- _Task to carry out_
Tally the lines in these records that hold the string "values", and reply with the number alone.

- _Provided material_
____________
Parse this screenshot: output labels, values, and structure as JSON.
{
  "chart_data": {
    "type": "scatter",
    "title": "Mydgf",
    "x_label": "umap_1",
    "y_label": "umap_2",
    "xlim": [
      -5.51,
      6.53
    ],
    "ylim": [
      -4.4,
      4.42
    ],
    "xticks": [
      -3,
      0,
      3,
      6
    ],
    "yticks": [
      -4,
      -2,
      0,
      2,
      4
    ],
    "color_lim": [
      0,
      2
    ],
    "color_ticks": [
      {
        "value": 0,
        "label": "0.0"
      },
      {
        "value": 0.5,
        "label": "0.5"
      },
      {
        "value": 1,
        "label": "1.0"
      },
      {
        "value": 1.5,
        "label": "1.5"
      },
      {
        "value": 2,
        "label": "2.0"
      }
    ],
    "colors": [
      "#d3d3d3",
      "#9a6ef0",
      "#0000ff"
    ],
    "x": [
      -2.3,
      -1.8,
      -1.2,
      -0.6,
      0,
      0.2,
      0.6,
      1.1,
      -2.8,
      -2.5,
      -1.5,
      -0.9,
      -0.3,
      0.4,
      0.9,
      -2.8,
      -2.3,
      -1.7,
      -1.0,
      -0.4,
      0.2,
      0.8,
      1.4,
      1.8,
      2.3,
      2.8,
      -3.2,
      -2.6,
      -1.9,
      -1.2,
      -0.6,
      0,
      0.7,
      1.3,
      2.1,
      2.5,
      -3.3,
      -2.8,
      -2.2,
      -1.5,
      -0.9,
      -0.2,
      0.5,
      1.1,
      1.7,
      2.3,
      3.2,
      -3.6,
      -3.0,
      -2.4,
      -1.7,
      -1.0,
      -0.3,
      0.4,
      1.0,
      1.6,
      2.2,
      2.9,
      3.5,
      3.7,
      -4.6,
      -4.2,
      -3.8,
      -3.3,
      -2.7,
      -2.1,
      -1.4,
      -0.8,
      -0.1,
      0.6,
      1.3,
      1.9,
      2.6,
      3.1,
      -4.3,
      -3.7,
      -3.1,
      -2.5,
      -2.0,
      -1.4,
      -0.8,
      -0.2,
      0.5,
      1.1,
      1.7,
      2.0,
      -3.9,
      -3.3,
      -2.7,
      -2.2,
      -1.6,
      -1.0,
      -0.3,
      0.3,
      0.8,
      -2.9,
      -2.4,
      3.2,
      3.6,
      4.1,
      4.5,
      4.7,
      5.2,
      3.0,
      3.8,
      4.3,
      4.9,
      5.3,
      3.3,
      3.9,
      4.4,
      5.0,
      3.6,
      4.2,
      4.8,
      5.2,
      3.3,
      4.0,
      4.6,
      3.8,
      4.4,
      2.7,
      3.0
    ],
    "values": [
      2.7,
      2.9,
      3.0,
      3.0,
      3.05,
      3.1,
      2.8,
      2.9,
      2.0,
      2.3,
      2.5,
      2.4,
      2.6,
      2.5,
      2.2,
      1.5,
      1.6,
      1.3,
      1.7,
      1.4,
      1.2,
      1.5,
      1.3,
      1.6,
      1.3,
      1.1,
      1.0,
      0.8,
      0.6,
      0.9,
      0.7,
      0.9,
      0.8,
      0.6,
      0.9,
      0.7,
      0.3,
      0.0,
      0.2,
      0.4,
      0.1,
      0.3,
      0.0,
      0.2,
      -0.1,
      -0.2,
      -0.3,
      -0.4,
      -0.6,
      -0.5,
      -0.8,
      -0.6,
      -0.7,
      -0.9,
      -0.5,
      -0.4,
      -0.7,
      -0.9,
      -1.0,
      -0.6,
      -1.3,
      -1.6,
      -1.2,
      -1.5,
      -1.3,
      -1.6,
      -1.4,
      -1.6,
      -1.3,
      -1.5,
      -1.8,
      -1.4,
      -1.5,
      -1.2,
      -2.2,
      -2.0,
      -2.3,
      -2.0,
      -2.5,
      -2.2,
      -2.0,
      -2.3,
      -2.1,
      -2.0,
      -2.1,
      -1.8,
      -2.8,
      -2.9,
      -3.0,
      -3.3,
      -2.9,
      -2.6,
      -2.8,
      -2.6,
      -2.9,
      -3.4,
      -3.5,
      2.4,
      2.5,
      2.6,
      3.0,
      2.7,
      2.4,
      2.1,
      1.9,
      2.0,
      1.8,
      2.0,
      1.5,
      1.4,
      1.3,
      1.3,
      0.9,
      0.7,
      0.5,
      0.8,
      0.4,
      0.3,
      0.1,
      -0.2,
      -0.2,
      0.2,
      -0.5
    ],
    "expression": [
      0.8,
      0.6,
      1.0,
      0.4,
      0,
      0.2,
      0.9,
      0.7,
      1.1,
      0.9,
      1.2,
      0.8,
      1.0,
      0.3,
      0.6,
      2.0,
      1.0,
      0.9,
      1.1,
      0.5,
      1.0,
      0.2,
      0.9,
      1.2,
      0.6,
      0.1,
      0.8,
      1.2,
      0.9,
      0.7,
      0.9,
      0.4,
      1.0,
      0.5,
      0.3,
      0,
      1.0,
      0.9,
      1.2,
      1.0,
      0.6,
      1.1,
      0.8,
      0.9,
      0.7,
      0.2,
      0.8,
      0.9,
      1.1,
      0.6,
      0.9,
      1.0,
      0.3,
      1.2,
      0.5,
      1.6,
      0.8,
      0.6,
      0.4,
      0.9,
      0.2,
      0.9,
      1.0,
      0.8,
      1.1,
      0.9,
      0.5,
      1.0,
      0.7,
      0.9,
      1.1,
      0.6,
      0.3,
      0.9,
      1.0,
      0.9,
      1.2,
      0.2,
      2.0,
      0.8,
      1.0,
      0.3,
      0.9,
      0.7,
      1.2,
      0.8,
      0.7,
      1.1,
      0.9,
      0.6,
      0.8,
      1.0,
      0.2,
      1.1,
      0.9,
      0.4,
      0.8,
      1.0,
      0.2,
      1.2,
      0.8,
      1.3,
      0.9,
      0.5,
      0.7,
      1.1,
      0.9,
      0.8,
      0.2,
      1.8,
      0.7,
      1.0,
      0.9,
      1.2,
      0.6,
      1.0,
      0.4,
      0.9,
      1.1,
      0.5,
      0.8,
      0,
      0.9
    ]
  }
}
____________
- _Correct output_
2